====== Verilen Metin ======

Aronofsky'den beklenmeyecek kadar kötü bir filmdir. evet portmanın oyunculuğu, psikolojik unsurlar bla bla ama bunlar filmi vasatın üzerine çıkarabiliyor en fazla. keşke sonunu tahmin edemeseydik, keşke psikolojik unsurların dışındaki sahneler de iyi doldurulabilseydi, keşke her sahnede ayna kullanıp gözümüze gözümüze sokmasalardı. velhasılı kelam vakit geçirmek için izlenebilir, "eh işte" denebilecek bir filmdir.
natalie portman'ın film sonrası dahi etkisinde kalacağınız eser. şu filmden çıkardığım bir başka derste balerin olmanın getirdiği koşullar. ne zor iş imiş sahne hazırlamak, hazırlanmak, rol almak. ayakların derdi var, eğitimi var, her adımı ezberlemesi, mimikleri var, var oğlu var. komplekslerimden sıyrıldım hocular.
filme psikolojik ögeler katmak adına oluşturulan gizem, filmin tema olarak basitleşmesine sebep olmuş. her ne kadar bir dönemin genç nesli anlatılmak istense de bazı sahneler gereğinden fazla abartılmış. erotik kısımlar çok yalın ve basit bir şekilde yansıtılmış. sanatsal değeri yok. bekaretini kaybetmiş bir gencin kendi vücudunu tanımıyor olması ne kadar saf olabilir ki! ne kadar doğal? nina karakterini de pek beğendiğim söylenemez. portman dahiyane bir sanatçı olabilir lakin nina'nın kendi karakteri inandırıcı olmaktan uzaktı. senaryo-kurgu çok sıradandı kısacası.
ne tam bir sanat filmi ne de bir gişe filmi, çok iyi de olmuş çok güzel de olmuş bir film.
--spoiler--
mastürbasyon yaparken annesine yakalanacağından korkup yanakları kızaran, bale hırsından bir süre sonra gerçeği ve hayali ayırt edemeyen, içindeki karanlık tarafı ortaya çıkarmak için ruj, törpü benzeri küçük şeyler çalan, sadece kendine zarar verebilecek kadar kötü nina'nın hikayesi bu, evvel zaman içinde.

====== Sağlanan Kayıtlar ======

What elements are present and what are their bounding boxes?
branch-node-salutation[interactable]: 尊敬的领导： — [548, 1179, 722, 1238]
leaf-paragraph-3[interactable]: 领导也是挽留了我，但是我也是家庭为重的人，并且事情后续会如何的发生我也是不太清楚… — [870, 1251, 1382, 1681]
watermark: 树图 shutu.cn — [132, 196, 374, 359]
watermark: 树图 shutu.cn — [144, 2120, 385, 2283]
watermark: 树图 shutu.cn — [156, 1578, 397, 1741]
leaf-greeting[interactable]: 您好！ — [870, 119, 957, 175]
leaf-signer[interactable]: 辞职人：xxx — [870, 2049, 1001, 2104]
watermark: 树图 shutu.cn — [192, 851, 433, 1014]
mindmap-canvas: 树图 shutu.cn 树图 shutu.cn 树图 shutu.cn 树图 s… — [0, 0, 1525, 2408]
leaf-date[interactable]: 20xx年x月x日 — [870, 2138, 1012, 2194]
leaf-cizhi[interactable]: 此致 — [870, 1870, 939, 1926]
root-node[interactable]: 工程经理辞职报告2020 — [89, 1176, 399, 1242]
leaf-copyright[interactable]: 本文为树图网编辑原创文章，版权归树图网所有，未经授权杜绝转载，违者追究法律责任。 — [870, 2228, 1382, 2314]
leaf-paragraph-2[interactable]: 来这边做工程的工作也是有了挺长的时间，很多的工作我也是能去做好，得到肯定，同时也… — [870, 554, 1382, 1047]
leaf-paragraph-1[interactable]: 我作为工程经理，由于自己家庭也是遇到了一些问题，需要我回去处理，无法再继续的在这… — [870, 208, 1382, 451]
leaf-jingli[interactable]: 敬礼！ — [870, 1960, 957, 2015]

======

§ **Yapılacaklar Listesi**
(a) Verilen metne dayanarak aşağıdaki soruları her birini ayrı satırda yanıtlayın.
(i) "beklenmeyecek kadar kötü bir filmdir" sözleriyle filmin kimden beklenmeyecek kadar kötü olduğu söyleniyor?
(ii) "şu filmden çıkardığım bir başka derste" diye başlayan cümleye göre yazar filmden hangi dersi çıkarmış?
(iii) Nina'nın çaldığı söylenen küçük şeylere hangi örnekler veriliyor?
(b) Verilen metne göre Nina'nın ruj, törpü benzeri küçük şeyler çalmasının nedenini bir ile üç cümle arasında açıklayın.
(c) Verilen metinde "Aronofsky'den beklenmeyecek kadar" sözlerinden "denebilecek bir filmdir." sözlerine kadar uzanan her şeyi hiçbir değişiklik yapmadan kopyalayın.

§ **Çözüm Listesi**
(a)
(i) Aronofsky'den.
(ii) Balerin olmanın getirdiği koşullar.
(iii) Ruj ve törpü.

(b) Nina bu küçük şeyleri içindeki karanlık tarafı ortaya çıkarmak için çalar.

(c)
Aronofsky'den beklenmeyecek kadar kötü bir filmdir. evet portmanın oyunculuğu, psikolojik unsurlar bla bla ama bunlar filmi vasatın üzerine çıkarabiliyor en fazla. keşke sonunu tahmin edemeseydik, keşke psikolojik unsurların dışındaki sahneler de iyi doldurulabilseydi, keşke her sahnede ayna kullanıp gözümüze gözümüze sokmasalardı. velhasılı kelam vakit geçirmek için izlenebilir, "eh işte" denebilecek bir filmdir.